Task objective: All lines with the word "Frost" are to be found and copied from the listing.

##### Extracted material #####

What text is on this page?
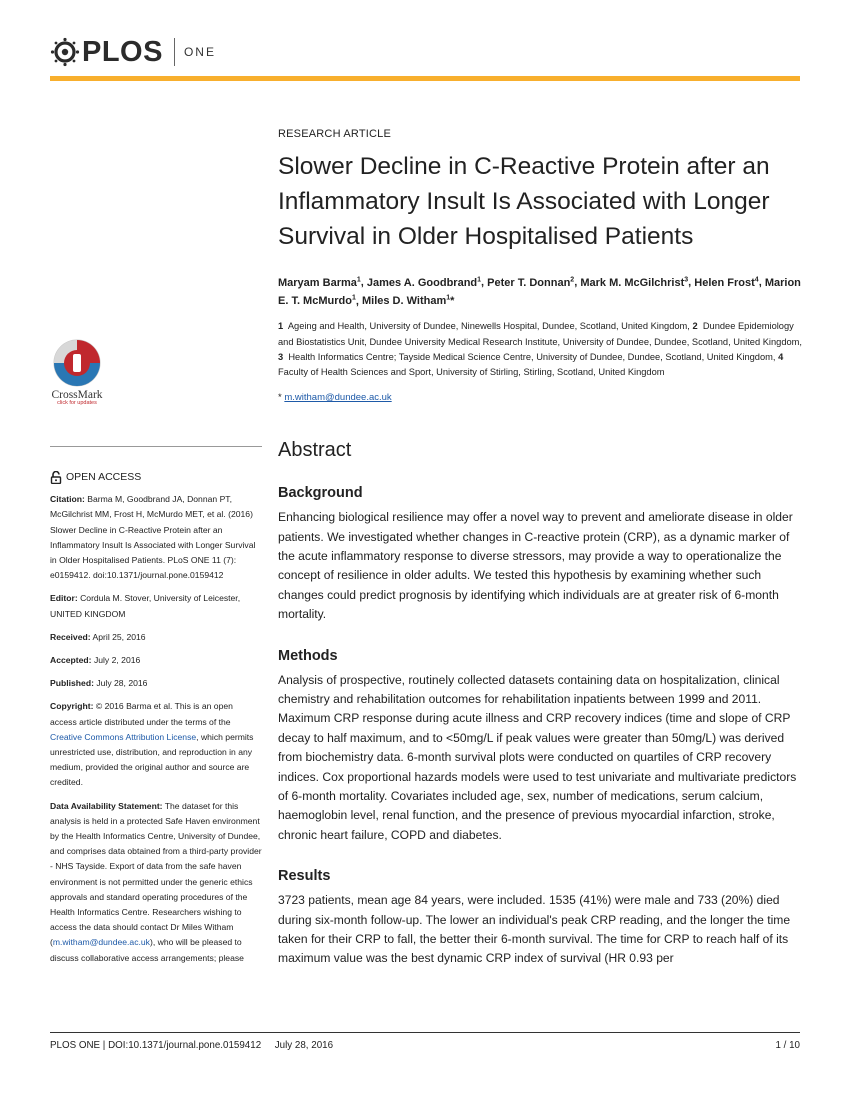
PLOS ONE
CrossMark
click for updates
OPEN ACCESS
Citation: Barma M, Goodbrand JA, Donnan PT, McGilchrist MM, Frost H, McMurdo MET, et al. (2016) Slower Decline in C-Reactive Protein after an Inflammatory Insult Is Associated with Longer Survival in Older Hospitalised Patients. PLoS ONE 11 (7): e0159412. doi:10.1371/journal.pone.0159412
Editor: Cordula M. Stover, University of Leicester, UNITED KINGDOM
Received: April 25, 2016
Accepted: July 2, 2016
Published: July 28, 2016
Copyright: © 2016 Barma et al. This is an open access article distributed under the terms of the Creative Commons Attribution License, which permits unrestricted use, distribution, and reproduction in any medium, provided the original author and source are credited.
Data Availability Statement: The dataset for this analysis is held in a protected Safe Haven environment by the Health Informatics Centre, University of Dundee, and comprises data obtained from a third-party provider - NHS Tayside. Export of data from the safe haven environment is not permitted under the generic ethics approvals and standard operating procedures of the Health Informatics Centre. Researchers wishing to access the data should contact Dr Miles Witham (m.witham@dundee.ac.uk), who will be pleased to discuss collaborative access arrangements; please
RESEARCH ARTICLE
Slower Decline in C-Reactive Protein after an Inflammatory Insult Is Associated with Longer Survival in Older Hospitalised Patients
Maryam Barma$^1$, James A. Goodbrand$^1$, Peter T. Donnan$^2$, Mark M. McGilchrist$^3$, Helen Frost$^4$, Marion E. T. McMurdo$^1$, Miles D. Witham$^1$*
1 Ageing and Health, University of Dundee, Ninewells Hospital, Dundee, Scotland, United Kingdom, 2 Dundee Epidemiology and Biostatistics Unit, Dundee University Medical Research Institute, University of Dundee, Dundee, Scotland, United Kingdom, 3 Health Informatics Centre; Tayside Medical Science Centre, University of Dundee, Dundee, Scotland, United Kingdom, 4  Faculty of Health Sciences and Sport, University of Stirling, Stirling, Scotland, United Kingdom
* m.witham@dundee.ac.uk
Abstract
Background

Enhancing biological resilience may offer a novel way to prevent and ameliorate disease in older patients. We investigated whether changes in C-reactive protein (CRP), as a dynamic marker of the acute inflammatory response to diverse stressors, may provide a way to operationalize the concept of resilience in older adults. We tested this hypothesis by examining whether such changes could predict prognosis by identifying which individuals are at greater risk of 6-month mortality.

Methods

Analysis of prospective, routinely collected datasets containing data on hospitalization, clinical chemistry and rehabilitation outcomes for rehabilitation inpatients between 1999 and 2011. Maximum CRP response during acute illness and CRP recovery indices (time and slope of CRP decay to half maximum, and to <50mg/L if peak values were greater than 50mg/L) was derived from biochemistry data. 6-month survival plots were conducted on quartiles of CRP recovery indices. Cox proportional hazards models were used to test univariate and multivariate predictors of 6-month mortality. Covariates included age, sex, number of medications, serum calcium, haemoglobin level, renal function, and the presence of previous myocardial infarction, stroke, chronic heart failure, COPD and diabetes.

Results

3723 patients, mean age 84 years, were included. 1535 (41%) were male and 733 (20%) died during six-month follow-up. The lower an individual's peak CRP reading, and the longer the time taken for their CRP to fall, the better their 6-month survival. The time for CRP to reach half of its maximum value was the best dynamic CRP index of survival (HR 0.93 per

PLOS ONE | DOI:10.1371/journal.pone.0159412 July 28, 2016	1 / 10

#####
##### Extracted material #####

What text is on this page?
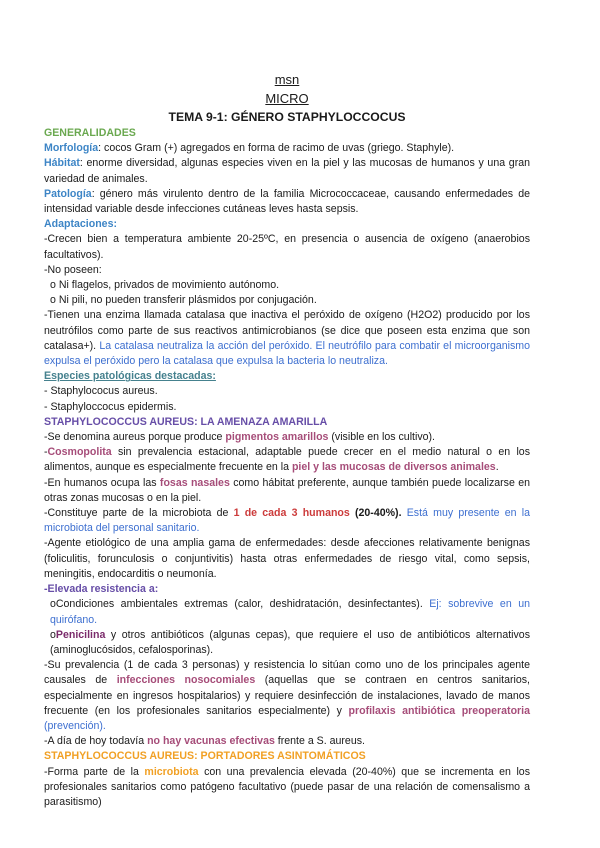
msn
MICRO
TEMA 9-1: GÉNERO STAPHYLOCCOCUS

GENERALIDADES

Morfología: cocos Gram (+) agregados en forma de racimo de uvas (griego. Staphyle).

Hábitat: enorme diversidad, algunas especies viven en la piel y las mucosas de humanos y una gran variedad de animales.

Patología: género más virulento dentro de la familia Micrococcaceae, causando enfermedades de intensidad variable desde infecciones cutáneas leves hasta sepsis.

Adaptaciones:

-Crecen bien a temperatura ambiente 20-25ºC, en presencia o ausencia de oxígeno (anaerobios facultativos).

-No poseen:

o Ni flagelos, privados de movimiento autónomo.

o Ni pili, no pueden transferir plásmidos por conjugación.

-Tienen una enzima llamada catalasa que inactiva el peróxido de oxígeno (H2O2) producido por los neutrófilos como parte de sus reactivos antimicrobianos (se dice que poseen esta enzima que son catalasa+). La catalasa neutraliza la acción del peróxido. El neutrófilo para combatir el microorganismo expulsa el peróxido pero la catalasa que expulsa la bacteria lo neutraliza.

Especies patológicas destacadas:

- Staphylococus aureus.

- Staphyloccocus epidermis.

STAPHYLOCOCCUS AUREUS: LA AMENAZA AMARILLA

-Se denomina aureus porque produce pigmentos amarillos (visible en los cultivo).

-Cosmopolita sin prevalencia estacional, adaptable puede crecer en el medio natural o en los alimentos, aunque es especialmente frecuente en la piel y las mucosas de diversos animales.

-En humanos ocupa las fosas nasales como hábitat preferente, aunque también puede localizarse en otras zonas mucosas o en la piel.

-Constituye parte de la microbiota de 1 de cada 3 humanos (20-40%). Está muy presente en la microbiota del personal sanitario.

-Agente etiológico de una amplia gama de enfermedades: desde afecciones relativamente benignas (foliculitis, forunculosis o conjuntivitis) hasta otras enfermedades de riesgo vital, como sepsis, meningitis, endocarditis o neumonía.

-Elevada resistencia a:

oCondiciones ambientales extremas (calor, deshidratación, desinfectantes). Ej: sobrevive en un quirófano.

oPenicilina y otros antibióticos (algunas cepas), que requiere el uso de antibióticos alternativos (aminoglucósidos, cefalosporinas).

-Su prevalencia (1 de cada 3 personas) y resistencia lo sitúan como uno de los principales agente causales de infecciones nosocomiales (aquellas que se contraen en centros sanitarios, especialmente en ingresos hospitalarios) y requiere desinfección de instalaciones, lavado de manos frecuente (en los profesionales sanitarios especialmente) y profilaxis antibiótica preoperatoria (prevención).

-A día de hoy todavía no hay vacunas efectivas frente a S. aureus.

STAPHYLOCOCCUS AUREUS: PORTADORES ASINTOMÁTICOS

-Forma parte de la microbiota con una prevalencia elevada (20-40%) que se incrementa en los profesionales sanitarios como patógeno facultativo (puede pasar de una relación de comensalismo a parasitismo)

#####

Exercise response:
Citation: Barma M, Goodbrand JA, Donnan PT, McGilchrist MM, Frost H, McMurdo MET, et al. (2016) Slower Decline in C-Reactive Protein after an Inflammatory Insult Is Associated with Longer Survival in Older Hospitalised Patients. PLoS ONE 11 (7): e0159412. doi:10.1371/journal.pone.0159412
Maryam Barma$^1$, James A. Goodbrand$^1$, Peter T. Donnan$^2$, Mark M. McGilchrist$^3$, Helen Frost$^4$, Marion E. T. McMurdo$^1$, Miles D. Witham$^1$*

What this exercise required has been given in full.